§ Instructions to follow:
Can the data below be set down again exactly, line for line?

Data excerpts:
============================================================

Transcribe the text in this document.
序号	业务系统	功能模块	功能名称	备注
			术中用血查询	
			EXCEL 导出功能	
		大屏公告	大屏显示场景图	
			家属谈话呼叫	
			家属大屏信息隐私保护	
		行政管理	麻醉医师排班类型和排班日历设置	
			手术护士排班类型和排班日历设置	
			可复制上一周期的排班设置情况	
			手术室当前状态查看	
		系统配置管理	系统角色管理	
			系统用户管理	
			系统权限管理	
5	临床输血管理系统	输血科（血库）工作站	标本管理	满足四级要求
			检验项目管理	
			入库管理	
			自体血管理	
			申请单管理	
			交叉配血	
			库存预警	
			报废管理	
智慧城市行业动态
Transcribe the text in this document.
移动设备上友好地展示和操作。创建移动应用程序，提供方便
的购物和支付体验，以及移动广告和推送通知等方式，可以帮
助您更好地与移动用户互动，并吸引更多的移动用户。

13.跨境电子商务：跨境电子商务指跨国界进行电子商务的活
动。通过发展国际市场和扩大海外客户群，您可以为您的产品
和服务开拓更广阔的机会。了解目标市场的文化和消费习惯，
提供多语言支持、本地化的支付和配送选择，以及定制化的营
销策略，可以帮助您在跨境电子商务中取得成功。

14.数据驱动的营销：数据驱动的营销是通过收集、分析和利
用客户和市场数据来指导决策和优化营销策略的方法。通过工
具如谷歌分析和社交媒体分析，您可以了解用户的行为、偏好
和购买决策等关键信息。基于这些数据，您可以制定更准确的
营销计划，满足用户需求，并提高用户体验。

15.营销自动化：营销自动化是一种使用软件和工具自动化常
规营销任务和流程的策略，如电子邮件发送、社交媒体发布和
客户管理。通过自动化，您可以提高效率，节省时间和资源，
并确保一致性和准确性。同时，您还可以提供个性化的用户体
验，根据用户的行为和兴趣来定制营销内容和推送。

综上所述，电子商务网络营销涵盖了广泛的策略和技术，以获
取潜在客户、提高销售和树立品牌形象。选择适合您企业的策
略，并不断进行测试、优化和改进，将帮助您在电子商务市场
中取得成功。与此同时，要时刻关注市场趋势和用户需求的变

============================================================

§ Written solution:
Transcribe the text in this document.
序号	业务系统	功能模块	功能名称	备注
			术中用血查询	
			EXCEL 导出功能	
		大屏公告	大屏显示场景图	
			家属谈话呼叫	
			家属大屏信息隐私保护	
		行政管理	麻醉医师排班类型和排班日历设置	
			手术护士排班类型和排班日历设置	
			可复制上一周期的排班设置情况	
			手术室当前状态查看	
		系统配置管理	系统角色管理	
			系统用户管理	
			系统权限管理	
5	临床输血管理系统	输血科（血库）工作站	标本管理	满足四级要求
			检验项目管理	
			入库管理	
			自体血管理	
			申请单管理	
			交叉配血	
			库存预警	
			报废管理	
智慧城市行业动态
Transcribe the text in this document.
移动设备上友好地展示和操作。创建移动应用程序，提供方便
的购物和支付体验，以及移动广告和推送通知等方式，可以帮
助您更好地与移动用户互动，并吸引更多的移动用户。

13.跨境电子商务：跨境电子商务指跨国界进行电子商务的活
动。通过发展国际市场和扩大海外客户群，您可以为您的产品
和服务开拓更广阔的机会。了解目标市场的文化和消费习惯，
提供多语言支持、本地化的支付和配送选择，以及定制化的营
销策略，可以帮助您在跨境电子商务中取得成功。

14.数据驱动的营销：数据驱动的营销是通过收集、分析和利
用客户和市场数据来指导决策和优化营销策略的方法。通过工
具如谷歌分析和社交媒体分析，您可以了解用户的行为、偏好
和购买决策等关键信息。基于这些数据，您可以制定更准确的
营销计划，满足用户需求，并提高用户体验。

15.营销自动化：营销自动化是一种使用软件和工具自动化常
规营销任务和流程的策略，如电子邮件发送、社交媒体发布和
客户管理。通过自动化，您可以提高效率，节省时间和资源，
并确保一致性和准确性。同时，您还可以提供个性化的用户体
验，根据用户的行为和兴趣来定制营销内容和推送。

综上所述，电子商务网络营销涵盖了广泛的策略和技术，以获
取潜在客户、提高销售和树立品牌形象。选择适合您企业的策
略，并不断进行测试、优化和改进，将帮助您在电子商务市场
中取得成功。与此同时，要时刻关注市场趋势和用户需求的变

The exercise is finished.